| TEXTE SOURCE |
>>

Et cette scène, pareil : on la retrouve plusieurs fois. Tout simplement formidable. C’est à se demander, des zombies ou des héros, chez qui le cerveau est véritablement mort cliniquement.

Ho, Raymond, y te reste des balles ?

A un moment du film, c’est obligatoire, quelqu’un finit toujours par poser l’inévitable question : "Mais dis-donc, il nous reste beaucoup de balles ?" et figurez-vous que la réponse est là encore constante : "Il nous reste juste un chargeur, et 6 balles". Alors là, spectateur, tu te dis que ça va être un peu limite pour défourailler près de 12 000 trucs qui déambulent avec pour seul objectif de manger du cerveau, mais en fait, pas du tout. De tout le film, jamais les héros ne manqueront de balles ; allez savoir comment ils font, mais 45 minutes de film et 260 coups de feu plus tard, il leur reste toujours autant de cacahuètes en stock. Jusqu’ici, ils ont dû tirer des rognures d’ongles ou des flashballs, je l’ignore, mais particulièrement à la fin de Resident Evil I, quelqu’un repose la question, et la réponse est inévitable "Il nous reste encore un chargeur, et 6 balles".

<<

| CE QU'ON DEMANDE |
Répondez à ces questions sur le texte source :
1. Entre qui le texte se demande-t-il chez qui le cerveau est vraiment mort ?
2. Combien de coups de feu ont été tirés au bout de 45 minutes de film ?
3. À la fin de quel film quelqu'un repose-t-il la question des balles ?
Les lignes qui viennent ensuite sont un contenu à part, sans rapport avec le texte.

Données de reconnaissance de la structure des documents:

>>

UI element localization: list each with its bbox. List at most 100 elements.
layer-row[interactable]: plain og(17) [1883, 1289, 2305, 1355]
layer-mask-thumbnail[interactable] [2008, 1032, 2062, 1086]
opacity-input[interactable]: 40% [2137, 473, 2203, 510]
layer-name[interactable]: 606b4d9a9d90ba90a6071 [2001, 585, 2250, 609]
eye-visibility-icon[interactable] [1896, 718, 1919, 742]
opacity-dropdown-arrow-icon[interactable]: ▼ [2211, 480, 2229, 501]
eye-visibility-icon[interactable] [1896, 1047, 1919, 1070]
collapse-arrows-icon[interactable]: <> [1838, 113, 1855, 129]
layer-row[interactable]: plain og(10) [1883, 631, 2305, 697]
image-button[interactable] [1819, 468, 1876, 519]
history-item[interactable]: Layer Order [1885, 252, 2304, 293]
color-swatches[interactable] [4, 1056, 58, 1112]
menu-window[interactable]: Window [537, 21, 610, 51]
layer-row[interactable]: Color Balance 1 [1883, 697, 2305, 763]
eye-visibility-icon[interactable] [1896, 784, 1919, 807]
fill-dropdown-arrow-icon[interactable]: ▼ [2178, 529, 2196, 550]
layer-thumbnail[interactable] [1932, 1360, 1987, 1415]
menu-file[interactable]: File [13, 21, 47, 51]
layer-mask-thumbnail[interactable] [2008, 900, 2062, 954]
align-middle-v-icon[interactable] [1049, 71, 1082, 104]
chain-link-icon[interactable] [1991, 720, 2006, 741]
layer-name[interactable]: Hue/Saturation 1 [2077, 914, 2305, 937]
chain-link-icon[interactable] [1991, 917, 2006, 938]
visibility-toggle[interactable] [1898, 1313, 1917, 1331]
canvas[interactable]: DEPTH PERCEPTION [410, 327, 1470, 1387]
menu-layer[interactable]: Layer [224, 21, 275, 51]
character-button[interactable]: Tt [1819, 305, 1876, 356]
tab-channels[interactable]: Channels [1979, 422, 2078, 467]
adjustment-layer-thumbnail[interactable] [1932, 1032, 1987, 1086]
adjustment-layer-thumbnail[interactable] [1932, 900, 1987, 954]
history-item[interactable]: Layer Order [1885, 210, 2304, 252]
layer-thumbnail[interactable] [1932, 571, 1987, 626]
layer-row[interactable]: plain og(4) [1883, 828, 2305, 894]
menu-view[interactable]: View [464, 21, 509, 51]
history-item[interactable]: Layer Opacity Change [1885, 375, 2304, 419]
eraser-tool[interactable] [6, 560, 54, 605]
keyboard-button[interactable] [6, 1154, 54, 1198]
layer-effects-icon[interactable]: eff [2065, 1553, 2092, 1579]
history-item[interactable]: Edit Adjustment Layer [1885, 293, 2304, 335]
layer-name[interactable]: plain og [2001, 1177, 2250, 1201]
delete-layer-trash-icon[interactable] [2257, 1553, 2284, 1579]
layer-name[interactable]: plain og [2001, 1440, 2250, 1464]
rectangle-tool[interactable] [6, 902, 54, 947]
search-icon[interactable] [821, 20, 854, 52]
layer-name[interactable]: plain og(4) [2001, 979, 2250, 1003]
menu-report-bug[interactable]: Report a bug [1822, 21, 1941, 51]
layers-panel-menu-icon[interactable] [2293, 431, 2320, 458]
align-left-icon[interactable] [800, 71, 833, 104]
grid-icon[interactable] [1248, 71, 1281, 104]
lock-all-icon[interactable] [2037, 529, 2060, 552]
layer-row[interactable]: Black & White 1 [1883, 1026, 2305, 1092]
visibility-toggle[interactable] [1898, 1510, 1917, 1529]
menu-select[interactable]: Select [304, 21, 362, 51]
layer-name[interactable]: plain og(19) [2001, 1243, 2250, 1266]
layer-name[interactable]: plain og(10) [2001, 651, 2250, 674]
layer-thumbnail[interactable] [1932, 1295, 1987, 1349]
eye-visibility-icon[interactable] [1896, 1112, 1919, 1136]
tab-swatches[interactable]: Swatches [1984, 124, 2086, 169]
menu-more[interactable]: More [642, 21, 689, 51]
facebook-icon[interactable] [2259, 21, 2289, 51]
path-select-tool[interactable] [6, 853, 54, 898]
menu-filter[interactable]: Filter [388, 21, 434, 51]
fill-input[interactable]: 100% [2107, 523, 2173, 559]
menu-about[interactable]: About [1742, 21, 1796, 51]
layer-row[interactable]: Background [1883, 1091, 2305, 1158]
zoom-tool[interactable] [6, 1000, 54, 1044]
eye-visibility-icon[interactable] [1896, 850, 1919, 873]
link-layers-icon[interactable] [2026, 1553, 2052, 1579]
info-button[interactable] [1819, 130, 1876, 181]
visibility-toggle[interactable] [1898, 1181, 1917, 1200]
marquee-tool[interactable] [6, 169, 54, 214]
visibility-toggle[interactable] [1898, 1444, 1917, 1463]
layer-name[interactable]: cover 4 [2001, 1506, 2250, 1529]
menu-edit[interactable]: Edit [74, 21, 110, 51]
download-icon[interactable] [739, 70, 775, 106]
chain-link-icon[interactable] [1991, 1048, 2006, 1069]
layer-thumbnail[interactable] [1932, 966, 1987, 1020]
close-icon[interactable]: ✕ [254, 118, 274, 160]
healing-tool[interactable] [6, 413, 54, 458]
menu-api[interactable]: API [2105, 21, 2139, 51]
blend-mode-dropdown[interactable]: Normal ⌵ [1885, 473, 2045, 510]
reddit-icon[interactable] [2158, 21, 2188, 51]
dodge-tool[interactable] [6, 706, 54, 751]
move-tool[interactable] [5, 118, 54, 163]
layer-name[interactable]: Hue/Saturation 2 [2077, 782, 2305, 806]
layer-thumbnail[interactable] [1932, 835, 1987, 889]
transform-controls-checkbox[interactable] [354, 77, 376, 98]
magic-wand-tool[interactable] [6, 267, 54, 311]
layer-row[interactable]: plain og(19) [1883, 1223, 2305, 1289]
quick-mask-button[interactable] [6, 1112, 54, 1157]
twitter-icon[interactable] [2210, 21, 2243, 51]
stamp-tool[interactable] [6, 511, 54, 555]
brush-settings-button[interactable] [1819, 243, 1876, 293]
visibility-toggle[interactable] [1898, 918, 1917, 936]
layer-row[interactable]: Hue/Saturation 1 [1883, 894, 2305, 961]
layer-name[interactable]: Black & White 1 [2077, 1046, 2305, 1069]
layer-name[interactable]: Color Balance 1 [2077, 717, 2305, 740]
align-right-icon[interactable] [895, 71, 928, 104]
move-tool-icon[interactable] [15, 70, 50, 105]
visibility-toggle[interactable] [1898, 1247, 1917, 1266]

<<

| VOTRE RÉPONSE |
1. Entre les zombies et les héros.
2. 260 coups de feu.
3. Resident Evil I.